§ **Exercise directions**
Reproduce every entry exactly as shown.

(Dataset rows)
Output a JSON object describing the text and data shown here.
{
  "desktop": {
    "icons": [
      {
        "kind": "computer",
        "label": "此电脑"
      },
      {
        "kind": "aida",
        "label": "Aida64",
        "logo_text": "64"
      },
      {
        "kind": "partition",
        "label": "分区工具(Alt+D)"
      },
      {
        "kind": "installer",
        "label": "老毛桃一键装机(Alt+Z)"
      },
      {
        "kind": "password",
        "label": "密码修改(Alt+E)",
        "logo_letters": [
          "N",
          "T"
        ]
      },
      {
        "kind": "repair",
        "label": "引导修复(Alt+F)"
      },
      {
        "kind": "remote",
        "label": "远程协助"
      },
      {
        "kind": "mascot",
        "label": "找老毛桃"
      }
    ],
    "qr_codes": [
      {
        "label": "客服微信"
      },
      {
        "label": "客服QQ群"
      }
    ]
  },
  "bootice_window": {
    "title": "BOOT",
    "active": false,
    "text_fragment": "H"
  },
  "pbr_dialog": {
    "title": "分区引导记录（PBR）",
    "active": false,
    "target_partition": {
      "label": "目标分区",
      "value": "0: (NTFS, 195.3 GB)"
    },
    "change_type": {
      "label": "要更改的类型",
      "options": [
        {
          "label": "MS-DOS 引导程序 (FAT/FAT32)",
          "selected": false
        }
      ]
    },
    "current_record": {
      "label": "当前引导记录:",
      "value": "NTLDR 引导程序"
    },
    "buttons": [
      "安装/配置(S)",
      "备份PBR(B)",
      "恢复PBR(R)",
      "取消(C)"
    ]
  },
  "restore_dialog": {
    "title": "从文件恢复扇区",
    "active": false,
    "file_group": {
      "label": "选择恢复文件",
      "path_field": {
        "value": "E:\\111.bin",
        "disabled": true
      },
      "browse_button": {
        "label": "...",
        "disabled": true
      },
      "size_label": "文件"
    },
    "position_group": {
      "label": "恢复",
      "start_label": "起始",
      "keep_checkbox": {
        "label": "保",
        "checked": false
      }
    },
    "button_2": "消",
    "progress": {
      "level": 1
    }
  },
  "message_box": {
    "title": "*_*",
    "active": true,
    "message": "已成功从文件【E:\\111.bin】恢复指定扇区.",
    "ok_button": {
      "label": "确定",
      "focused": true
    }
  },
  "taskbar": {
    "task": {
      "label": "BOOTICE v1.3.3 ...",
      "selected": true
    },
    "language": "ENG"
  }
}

§ **Solution below**
Output a JSON object describing the text and data shown here.
{
  "desktop": {
    "icons": [
      {
        "kind": "computer",
        "label": "此电脑"
      },
      {
        "kind": "aida",
        "label": "Aida64",
        "logo_text": "64"
      },
      {
        "kind": "partition",
        "label": "分区工具(Alt+D)"
      },
      {
        "kind": "installer",
        "label": "老毛桃一键装机(Alt+Z)"
      },
      {
        "kind": "password",
        "label": "密码修改(Alt+E)",
        "logo_letters": [
          "N",
          "T"
        ]
      },
      {
        "kind": "repair",
        "label": "引导修复(Alt+F)"
      },
      {
        "kind": "remote",
        "label": "远程协助"
      },
      {
        "kind": "mascot",
        "label": "找老毛桃"
      }
    ],
    "qr_codes": [
      {
        "label": "客服微信"
      },
      {
        "label": "客服QQ群"
      }
    ]
  },
  "bootice_window": {
    "title": "BOOT",
    "active": false,
    "text_fragment": "H"
  },
  "pbr_dialog": {
    "title": "分区引导记录（PBR）",
    "active": false,
    "target_partition": {
      "label": "目标分区",
      "value": "0: (NTFS, 195.3 GB)"
    },
    "change_type": {
      "label": "要更改的类型",
      "options": [
        {
          "label": "MS-DOS 引导程序 (FAT/FAT32)",
          "selected": false
        }
      ]
    },
    "current_record": {
      "label": "当前引导记录:",
      "value": "NTLDR 引导程序"
    },
    "buttons": [
      "安装/配置(S)",
      "备份PBR(B)",
      "恢复PBR(R)",
      "取消(C)"
    ]
  },
  "restore_dialog": {
    "title": "从文件恢复扇区",
    "active": false,
    "file_group": {
      "label": "选择恢复文件",
      "path_field": {
        "value": "E:\\111.bin",
        "disabled": true
      },
      "browse_button": {
        "label": "...",
        "disabled": true
      },
      "size_label": "文件"
    },
    "position_group": {
      "label": "恢复",
      "start_label": "起始",
      "keep_checkbox": {
        "label": "保",
        "checked": false
      }
    },
    "button_2": "消",
    "progress": {
      "level": 1
    }
  },
  "message_box": {
    "title": "*_*",
    "active": true,
    "message": "已成功从文件【E:\\111.bin】恢复指定扇区.",
    "ok_button": {
      "label": "确定",
      "focused": true
    }
  },
  "taskbar": {
    "task": {
      "label": "BOOTICE v1.3.3 ...",
      "selected": true
    },
    "language": "ENG"
  }
}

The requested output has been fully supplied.